>>>
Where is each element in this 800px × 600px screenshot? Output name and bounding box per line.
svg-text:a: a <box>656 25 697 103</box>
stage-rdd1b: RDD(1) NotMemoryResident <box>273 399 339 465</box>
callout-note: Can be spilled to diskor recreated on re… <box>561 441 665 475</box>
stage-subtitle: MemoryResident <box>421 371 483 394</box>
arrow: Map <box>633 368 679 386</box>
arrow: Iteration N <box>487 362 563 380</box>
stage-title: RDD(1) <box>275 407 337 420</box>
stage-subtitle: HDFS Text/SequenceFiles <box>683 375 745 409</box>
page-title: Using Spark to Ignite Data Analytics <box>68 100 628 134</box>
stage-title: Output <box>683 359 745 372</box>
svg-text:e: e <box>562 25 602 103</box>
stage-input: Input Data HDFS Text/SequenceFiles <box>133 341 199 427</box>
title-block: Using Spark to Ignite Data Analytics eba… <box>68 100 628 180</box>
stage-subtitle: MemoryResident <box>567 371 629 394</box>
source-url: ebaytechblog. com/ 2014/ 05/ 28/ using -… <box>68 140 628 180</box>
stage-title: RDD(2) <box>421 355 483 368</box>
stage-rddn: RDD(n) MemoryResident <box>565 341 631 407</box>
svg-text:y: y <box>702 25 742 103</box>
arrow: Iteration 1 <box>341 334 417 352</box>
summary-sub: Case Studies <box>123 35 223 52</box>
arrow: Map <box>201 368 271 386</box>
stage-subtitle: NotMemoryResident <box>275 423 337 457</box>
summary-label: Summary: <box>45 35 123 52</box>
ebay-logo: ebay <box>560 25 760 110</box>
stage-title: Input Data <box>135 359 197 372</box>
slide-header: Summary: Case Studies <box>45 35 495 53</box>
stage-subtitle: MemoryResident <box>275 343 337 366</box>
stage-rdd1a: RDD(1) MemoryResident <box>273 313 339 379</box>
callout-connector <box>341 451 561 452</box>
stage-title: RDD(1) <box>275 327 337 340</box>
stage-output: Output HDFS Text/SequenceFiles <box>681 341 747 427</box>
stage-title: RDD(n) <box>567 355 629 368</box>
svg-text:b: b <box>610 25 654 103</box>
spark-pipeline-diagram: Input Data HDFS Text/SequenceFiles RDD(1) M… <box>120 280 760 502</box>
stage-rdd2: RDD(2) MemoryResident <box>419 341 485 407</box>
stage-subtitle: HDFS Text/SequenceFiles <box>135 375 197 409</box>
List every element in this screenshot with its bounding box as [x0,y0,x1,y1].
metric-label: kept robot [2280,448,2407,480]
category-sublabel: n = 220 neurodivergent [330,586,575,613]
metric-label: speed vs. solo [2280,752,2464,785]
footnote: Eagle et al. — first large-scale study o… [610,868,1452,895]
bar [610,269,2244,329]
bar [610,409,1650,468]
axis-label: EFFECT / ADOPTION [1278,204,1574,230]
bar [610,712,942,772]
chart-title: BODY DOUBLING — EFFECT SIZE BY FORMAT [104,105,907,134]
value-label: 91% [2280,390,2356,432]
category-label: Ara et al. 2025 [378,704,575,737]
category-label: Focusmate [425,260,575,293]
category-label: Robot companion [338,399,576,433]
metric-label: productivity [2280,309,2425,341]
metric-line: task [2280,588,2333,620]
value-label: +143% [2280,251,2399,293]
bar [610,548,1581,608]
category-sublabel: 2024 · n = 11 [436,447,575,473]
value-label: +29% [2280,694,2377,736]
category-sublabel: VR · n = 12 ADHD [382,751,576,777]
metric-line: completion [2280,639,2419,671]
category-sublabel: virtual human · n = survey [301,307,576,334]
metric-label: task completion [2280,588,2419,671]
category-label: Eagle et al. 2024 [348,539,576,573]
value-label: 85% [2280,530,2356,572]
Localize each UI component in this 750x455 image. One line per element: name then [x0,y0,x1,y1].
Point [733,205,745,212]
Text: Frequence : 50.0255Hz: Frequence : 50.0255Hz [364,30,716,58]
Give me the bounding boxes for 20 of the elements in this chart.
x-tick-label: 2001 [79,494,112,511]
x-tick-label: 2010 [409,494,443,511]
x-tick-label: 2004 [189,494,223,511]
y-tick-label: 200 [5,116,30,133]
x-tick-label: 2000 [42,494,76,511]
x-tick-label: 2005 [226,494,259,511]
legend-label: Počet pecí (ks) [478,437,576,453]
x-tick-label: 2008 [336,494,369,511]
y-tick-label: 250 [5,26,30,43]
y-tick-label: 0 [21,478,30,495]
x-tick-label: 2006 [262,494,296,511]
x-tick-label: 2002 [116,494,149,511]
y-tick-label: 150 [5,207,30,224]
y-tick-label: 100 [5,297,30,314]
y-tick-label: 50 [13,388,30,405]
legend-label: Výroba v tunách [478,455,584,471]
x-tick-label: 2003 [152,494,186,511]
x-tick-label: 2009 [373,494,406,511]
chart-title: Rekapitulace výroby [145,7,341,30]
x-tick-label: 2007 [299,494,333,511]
<<<
Put the entries into a Markdown table with the columns "Row" and "Line," starting with the very first line and going on through the line that contains "metric-label: kept robot [2280,448,2407,480]". Number each row and skip any blank lines.

WORKED SOLUTION
| Row | Line |
|---|---|
| 1 | Where is each element in this 800px × 600px screenshot? Output name and bounding box per line. |
| 2 | svg-text:a: a <box>656 25 697 103</box> |
| 3 | stage-rdd1b: RDD(1) NotMemoryResident <box>273 399 339 465</box> |
| 4 | callout-note: Can be spilled to diskor recreated on re… <box>561 441 665 475</box> |
| 5 | stage-subtitle: MemoryResident <box>421 371 483 394</box> |
| 6 | arrow: Map <box>633 368 679 386</box> |
| 7 | arrow: Iteration N <box>487 362 563 380</box> |
| 8 | stage-title: RDD(1) <box>275 407 337 420</box> |
| 9 | stage-subtitle: HDFS Text/SequenceFiles <box>683 375 745 409</box> |
| 10 | page-title: Using Spark to Ignite Data Analytics <box>68 100 628 134</box> |
| 11 | stage-title: Output <box>683 359 745 372</box> |
| 12 | svg-text:e: e <box>562 25 602 103</box> |
| 13 | stage-input: Input Data HDFS Text/SequenceFiles <box>133 341 199 427</box> |
| 14 | title-block: Using Spark to Ignite Data Analytics eba… <box>68 100 628 180</box> |
| 15 | stage-subtitle: MemoryResident <box>567 371 629 394</box> |
| 16 | source-url: ebaytechblog. com/ 2014/ 05/ 28/ using -… <box>68 140 628 180</box> |
| 17 | stage-title: RDD(2) <box>421 355 483 368</box> |
| 18 | stage-rddn: RDD(n) MemoryResident <box>565 341 631 407</box> |
| 19 | svg-text:y: y <box>702 25 742 103</box> |
| 20 | arrow: Iteration 1 <box>341 334 417 352</box> |
| 21 | summary-sub: Case Studies <box>123 35 223 52</box> |
| 22 | arrow: Map <box>201 368 271 386</box> |
| 23 | stage-subtitle: NotMemoryResident <box>275 423 337 457</box> |
| 24 | summary-label: Summary: <box>45 35 123 52</box> |
| 25 | ebay-logo: ebay <box>560 25 760 110</box> |
| 26 | stage-title: Input Data <box>135 359 197 372</box> |
| 27 | slide-header: Summary: Case Studies <box>45 35 495 53</box> |
| 28 | stage-subtitle: MemoryResident <box>275 343 337 366</box> |
| 29 | stage-rdd1a: RDD(1) MemoryResident <box>273 313 339 379</box> |
| 30 | callout-connector <box>341 451 561 452</box> |
| 31 | stage-title: RDD(1) <box>275 327 337 340</box> |
| 32 | stage-output: Output HDFS Text/SequenceFiles <box>681 341 747 427</box> |
| 33 | stage-title: RDD(n) <box>567 355 629 368</box> |
| 34 | svg-text:b: b <box>610 25 654 103</box> |
| 35 | spark-pipeline-diagram: Input Data HDFS Text/SequenceFiles RDD(1) M… <box>120 280 760 502</box> |
| 36 | stage-rdd2: RDD(2) MemoryResident <box>419 341 485 407</box> |
| 37 | stage-subtitle: HDFS Text/SequenceFiles <box>135 375 197 409</box> |
| 38 | List every element in this screenshot with its bounding box as [x0,y0,x1,y1]. |
| 39 | metric-label: kept robot [2280,448,2407,480] |